/---

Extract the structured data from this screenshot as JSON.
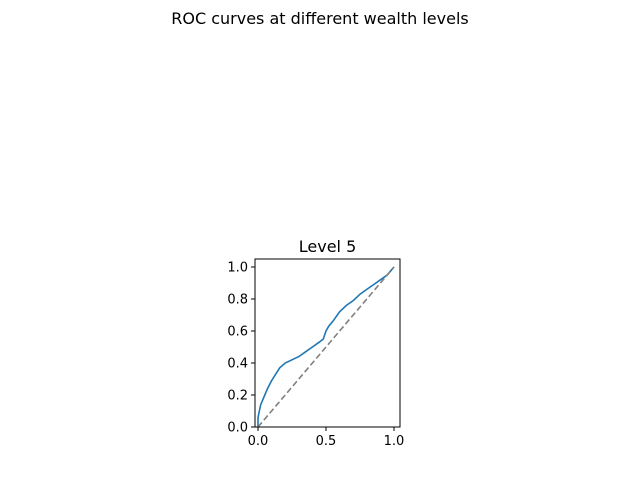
{
  "figure": {
    "suptitle": "ROC curves at different wealth levels"
  },
  "chart_data": {
    "type": "line",
    "title": "Level 5",
    "xlabel": "",
    "ylabel": "",
    "xlim": [
      0.0,
      1.0
    ],
    "ylim": [
      0.0,
      1.0
    ],
    "xticks": [
      "0.0",
      "0.5",
      "1.0"
    ],
    "yticks": [
      "0.0",
      "0.2",
      "0.4",
      "0.6",
      "0.8",
      "1.0"
    ],
    "grid": false,
    "legend": "none",
    "series": [
      {
        "color": "#1f77b4",
        "style": "solid",
        "x": [
          0.0,
          0.0,
          0.01,
          0.02,
          0.03,
          0.05,
          0.07,
          0.1,
          0.13,
          0.16,
          0.2,
          0.25,
          0.3,
          0.35,
          0.4,
          0.45,
          0.48,
          0.5,
          0.52,
          0.55,
          0.6,
          0.65,
          0.7,
          0.75,
          0.8,
          0.85,
          0.9,
          0.95,
          0.98,
          1.0
        ],
        "y": [
          0.0,
          0.06,
          0.1,
          0.14,
          0.16,
          0.2,
          0.24,
          0.29,
          0.33,
          0.37,
          0.4,
          0.42,
          0.44,
          0.47,
          0.5,
          0.53,
          0.55,
          0.6,
          0.63,
          0.66,
          0.72,
          0.76,
          0.79,
          0.83,
          0.86,
          0.89,
          0.92,
          0.95,
          0.98,
          1.0
        ]
      },
      {
        "color": "#808080",
        "style": "dashed",
        "x": [
          0.0,
          1.0
        ],
        "y": [
          0.0,
          1.0
        ]
      }
    ]
  }
}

\---

— Required work —
Without the pictures, restate all of the entries above verbatim.

— Reply to the task —
Extract the structured data from this screenshot as JSON.
{
  "figure": {
    "suptitle": "ROC curves at different wealth levels"
  },
  "chart_data": {
    "type": "line",
    "title": "Level 5",
    "xlabel": "",
    "ylabel": "",
    "xlim": [
      0.0,
      1.0
    ],
    "ylim": [
      0.0,
      1.0
    ],
    "xticks": [
      "0.0",
      "0.5",
      "1.0"
    ],
    "yticks": [
      "0.0",
      "0.2",
      "0.4",
      "0.6",
      "0.8",
      "1.0"
    ],
    "grid": false,
    "legend": "none",
    "series": [
      {
        "color": "#1f77b4",
        "style": "solid",
        "x": [
          0.0,
          0.0,
          0.01,
          0.02,
          0.03,
          0.05,
          0.07,
          0.1,
          0.13,
          0.16,
          0.2,
          0.25,
          0.3,
          0.35,
          0.4,
          0.45,
          0.48,
          0.5,
          0.52,
          0.55,
          0.6,
          0.65,
          0.7,
          0.75,
          0.8,
          0.85,
          0.9,
          0.95,
          0.98,
          1.0
        ],
        "y": [
          0.0,
          0.06,
          0.1,
          0.14,
          0.16,
          0.2,
          0.24,
          0.29,
          0.33,
          0.37,
          0.4,
          0.42,
          0.44,
          0.47,
          0.5,
          0.53,
          0.55,
          0.6,
          0.63,
          0.66,
          0.72,
          0.76,
          0.79,
          0.83,
          0.86,
          0.89,
          0.92,
          0.95,
          0.98,
          1.0
        ]
      },
      {
        "color": "#808080",
        "style": "dashed",
        "x": [
          0.0,
          1.0
        ],
        "y": [
          0.0,
          1.0
        ]
      }
    ]
  }
}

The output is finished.